◆ Required work
Look for the string "content" and copy every line that has it.

◆ Data to use
****

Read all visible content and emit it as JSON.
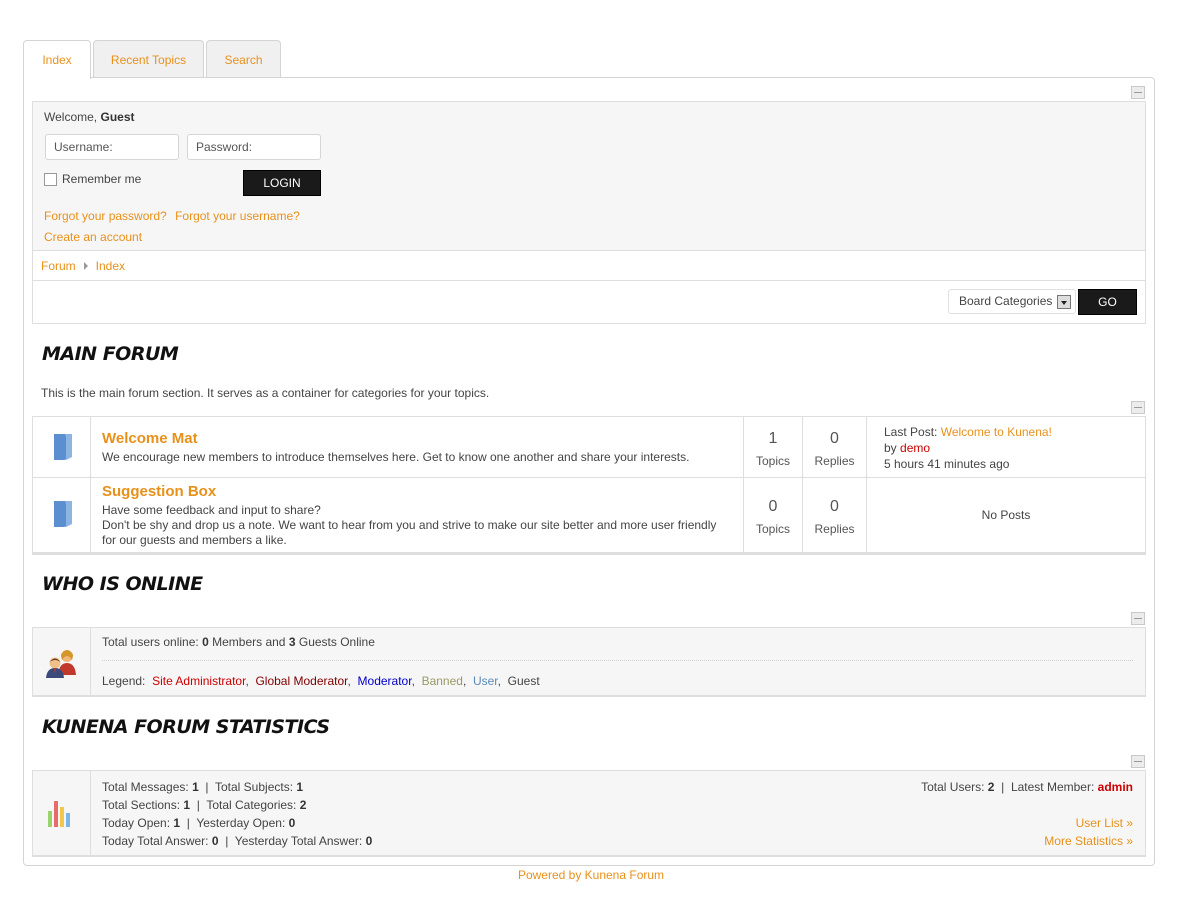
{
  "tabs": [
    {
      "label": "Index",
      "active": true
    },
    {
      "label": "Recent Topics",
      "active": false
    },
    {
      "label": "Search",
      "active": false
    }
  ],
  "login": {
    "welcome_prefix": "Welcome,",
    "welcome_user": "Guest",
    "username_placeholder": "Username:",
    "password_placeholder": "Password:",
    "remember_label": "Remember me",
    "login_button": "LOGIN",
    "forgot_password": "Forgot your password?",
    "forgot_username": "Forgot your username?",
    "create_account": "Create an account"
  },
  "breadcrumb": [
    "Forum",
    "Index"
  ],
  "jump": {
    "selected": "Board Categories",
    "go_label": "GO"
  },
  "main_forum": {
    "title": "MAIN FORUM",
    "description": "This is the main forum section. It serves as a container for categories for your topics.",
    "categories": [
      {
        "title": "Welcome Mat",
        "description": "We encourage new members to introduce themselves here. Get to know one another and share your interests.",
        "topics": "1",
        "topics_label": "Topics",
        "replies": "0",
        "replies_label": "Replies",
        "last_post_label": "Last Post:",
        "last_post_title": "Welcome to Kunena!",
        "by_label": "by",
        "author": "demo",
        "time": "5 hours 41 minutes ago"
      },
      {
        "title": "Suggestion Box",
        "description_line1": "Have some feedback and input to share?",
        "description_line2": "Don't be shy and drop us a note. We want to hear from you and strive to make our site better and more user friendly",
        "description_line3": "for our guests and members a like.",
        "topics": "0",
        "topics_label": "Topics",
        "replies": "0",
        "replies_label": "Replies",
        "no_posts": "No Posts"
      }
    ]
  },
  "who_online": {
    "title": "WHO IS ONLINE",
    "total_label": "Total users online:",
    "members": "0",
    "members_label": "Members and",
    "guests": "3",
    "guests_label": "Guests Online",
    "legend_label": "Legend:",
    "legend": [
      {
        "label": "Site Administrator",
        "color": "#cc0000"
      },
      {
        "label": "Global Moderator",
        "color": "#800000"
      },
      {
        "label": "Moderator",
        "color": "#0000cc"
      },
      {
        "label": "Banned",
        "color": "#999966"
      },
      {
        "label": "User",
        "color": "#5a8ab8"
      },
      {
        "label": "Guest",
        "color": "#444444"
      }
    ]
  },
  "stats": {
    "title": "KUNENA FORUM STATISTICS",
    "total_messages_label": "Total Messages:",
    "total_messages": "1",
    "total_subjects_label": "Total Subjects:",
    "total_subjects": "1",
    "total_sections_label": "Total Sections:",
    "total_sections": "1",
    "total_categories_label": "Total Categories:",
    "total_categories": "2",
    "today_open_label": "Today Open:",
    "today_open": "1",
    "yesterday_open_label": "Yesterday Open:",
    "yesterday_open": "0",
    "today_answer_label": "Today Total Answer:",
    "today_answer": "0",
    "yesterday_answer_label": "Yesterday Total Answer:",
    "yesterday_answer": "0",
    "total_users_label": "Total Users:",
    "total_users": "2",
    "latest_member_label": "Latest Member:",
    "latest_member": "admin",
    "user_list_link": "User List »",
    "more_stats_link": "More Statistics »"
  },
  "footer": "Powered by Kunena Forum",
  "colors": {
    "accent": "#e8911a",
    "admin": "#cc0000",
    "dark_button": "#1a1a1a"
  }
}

****

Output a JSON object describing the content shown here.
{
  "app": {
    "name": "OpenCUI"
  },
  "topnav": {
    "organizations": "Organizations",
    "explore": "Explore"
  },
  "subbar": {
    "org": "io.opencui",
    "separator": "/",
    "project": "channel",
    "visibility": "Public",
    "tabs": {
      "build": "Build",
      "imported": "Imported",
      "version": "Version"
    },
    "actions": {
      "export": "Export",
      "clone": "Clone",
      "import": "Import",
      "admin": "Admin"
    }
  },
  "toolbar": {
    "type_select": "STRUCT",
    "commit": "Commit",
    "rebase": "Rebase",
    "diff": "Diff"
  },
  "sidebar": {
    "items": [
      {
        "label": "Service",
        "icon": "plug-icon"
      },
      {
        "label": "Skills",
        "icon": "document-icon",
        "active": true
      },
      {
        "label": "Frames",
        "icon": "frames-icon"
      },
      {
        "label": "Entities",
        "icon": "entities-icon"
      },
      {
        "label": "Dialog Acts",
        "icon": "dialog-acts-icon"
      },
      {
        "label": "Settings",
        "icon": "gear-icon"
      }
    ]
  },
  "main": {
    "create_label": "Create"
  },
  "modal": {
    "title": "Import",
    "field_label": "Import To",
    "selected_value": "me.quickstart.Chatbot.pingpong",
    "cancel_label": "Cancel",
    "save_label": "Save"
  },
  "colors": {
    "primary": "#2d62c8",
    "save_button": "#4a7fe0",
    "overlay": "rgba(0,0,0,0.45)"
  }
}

****

◆ The solution
Read all visible content and emit it as JSON.
Output a JSON object describing the content shown here.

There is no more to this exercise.